GIVEN REQUEST
Repeat all the material exactly; pictures stay out of your copy.

LISTED RECORDS
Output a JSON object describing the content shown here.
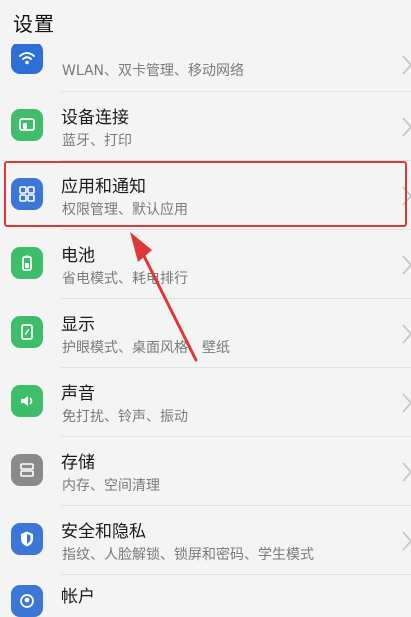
{
  "header": {
    "title": "设置"
  },
  "items": [
    {
      "name": "wlan",
      "title": "",
      "subtitle": "WLAN、双卡管理、移动网络",
      "icon": "wifi-icon",
      "color": "#2d6fd6"
    },
    {
      "name": "device-connection",
      "title": "设备连接",
      "subtitle": "蓝牙、打印",
      "icon": "device-connection-icon",
      "color": "#3ebd6a"
    },
    {
      "name": "apps-notifications",
      "title": "应用和通知",
      "subtitle": "权限管理、默认应用",
      "icon": "apps-grid-icon",
      "color": "#3b76d8"
    },
    {
      "name": "battery",
      "title": "电池",
      "subtitle": "省电模式、耗电排行",
      "icon": "battery-icon",
      "color": "#3ebd6a"
    },
    {
      "name": "display",
      "title": "显示",
      "subtitle": "护眼模式、桌面风格、壁纸",
      "icon": "display-icon",
      "color": "#3ebd6a"
    },
    {
      "name": "sound",
      "title": "声音",
      "subtitle": "免打扰、铃声、振动",
      "icon": "speaker-icon",
      "color": "#3ebd6a"
    },
    {
      "name": "storage",
      "title": "存储",
      "subtitle": "内存、空间清理",
      "icon": "storage-icon",
      "color": "#8a8a8a"
    },
    {
      "name": "security-privacy",
      "title": "安全和隐私",
      "subtitle": "指纹、人脸解锁、锁屏和密码、学生模式",
      "icon": "shield-icon",
      "color": "#3b76d8"
    },
    {
      "name": "account",
      "title": "帐户",
      "subtitle": "",
      "icon": "account-icon",
      "color": "#3b76d8"
    }
  ]
}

SOLUTION FOR THIS TASK
Output a JSON object describing the content shown here.
{
  "header": {
    "title": "设置"
  },
  "items": [
    {
      "name": "wlan",
      "title": "",
      "subtitle": "WLAN、双卡管理、移动网络",
      "icon": "wifi-icon",
      "color": "#2d6fd6"
    },
    {
      "name": "device-connection",
      "title": "设备连接",
      "subtitle": "蓝牙、打印",
      "icon": "device-connection-icon",
      "color": "#3ebd6a"
    },
    {
      "name": "apps-notifications",
      "title": "应用和通知",
      "subtitle": "权限管理、默认应用",
      "icon": "apps-grid-icon",
      "color": "#3b76d8"
    },
    {
      "name": "battery",
      "title": "电池",
      "subtitle": "省电模式、耗电排行",
      "icon": "battery-icon",
      "color": "#3ebd6a"
    },
    {
      "name": "display",
      "title": "显示",
      "subtitle": "护眼模式、桌面风格、壁纸",
      "icon": "display-icon",
      "color": "#3ebd6a"
    },
    {
      "name": "sound",
      "title": "声音",
      "subtitle": "免打扰、铃声、振动",
      "icon": "speaker-icon",
      "color": "#3ebd6a"
    },
    {
      "name": "storage",
      "title": "存储",
      "subtitle": "内存、空间清理",
      "icon": "storage-icon",
      "color": "#8a8a8a"
    },
    {
      "name": "security-privacy",
      "title": "安全和隐私",
      "subtitle": "指纹、人脸解锁、锁屏和密码、学生模式",
      "icon": "shield-icon",
      "color": "#3b76d8"
    },
    {
      "name": "account",
      "title": "帐户",
      "subtitle": "",
      "icon": "account-icon",
      "color": "#3b76d8"
    }
  ]
}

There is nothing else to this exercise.